### What you need to do
Write out the data again in full, exactly as it reads.

Start of Entries supplied

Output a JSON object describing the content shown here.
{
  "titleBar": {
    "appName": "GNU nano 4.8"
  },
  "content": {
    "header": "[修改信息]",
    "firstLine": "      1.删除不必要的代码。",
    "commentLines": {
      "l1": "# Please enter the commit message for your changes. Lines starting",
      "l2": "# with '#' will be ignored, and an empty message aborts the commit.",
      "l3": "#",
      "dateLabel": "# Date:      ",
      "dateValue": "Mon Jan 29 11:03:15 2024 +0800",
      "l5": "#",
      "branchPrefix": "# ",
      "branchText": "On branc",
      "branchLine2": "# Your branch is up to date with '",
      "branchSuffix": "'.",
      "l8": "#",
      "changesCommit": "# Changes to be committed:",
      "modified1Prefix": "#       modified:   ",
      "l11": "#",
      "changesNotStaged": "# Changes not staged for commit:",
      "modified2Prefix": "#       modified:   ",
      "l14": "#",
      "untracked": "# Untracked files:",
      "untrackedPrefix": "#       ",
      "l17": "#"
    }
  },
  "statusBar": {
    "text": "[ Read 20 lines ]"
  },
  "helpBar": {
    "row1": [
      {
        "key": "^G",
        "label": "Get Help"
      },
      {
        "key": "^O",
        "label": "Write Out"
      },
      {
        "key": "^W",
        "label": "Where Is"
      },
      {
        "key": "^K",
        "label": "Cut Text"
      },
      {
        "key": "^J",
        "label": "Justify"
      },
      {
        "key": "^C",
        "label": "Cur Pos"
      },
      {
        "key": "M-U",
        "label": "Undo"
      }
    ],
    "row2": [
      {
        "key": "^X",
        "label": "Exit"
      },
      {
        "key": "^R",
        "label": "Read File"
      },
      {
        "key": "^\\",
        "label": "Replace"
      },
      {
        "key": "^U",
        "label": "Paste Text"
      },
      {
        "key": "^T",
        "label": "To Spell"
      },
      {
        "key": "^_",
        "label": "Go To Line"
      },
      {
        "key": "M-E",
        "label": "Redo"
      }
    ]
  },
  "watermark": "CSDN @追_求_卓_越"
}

End of Entries supplied

### Written solution
Output a JSON object describing the content shown here.
{
  "titleBar": {
    "appName": "GNU nano 4.8"
  },
  "content": {
    "header": "[修改信息]",
    "firstLine": "      1.删除不必要的代码。",
    "commentLines": {
      "l1": "# Please enter the commit message for your changes. Lines starting",
      "l2": "# with '#' will be ignored, and an empty message aborts the commit.",
      "l3": "#",
      "dateLabel": "# Date:      ",
      "dateValue": "Mon Jan 29 11:03:15 2024 +0800",
      "l5": "#",
      "branchPrefix": "# ",
      "branchText": "On branc",
      "branchLine2": "# Your branch is up to date with '",
      "branchSuffix": "'.",
      "l8": "#",
      "changesCommit": "# Changes to be committed:",
      "modified1Prefix": "#       modified:   ",
      "l11": "#",
      "changesNotStaged": "# Changes not staged for commit:",
      "modified2Prefix": "#       modified:   ",
      "l14": "#",
      "untracked": "# Untracked files:",
      "untrackedPrefix": "#       ",
      "l17": "#"
    }
  },
  "statusBar": {
    "text": "[ Read 20 lines ]"
  },
  "helpBar": {
    "row1": [
      {
        "key": "^G",
        "label": "Get Help"
      },
      {
        "key": "^O",
        "label": "Write Out"
      },
      {
        "key": "^W",
        "label": "Where Is"
      },
      {
        "key": "^K",
        "label": "Cut Text"
      },
      {
        "key": "^J",
        "label": "Justify"
      },
      {
        "key": "^C",
        "label": "Cur Pos"
      },
      {
        "key": "M-U",
        "label": "Undo"
      }
    ],
    "row2": [
      {
        "key": "^X",
        "label": "Exit"
      },
      {
        "key": "^R",
        "label": "Read File"
      },
      {
        "key": "^\\",
        "label": "Replace"
      },
      {
        "key": "^U",
        "label": "Paste Text"
      },
      {
        "key": "^T",
        "label": "To Spell"
      },
      {
        "key": "^_",
        "label": "Go To Line"
      },
      {
        "key": "M-E",
        "label": "Redo"
      }
    ]
  },
  "watermark": "CSDN @追_求_卓_越"
}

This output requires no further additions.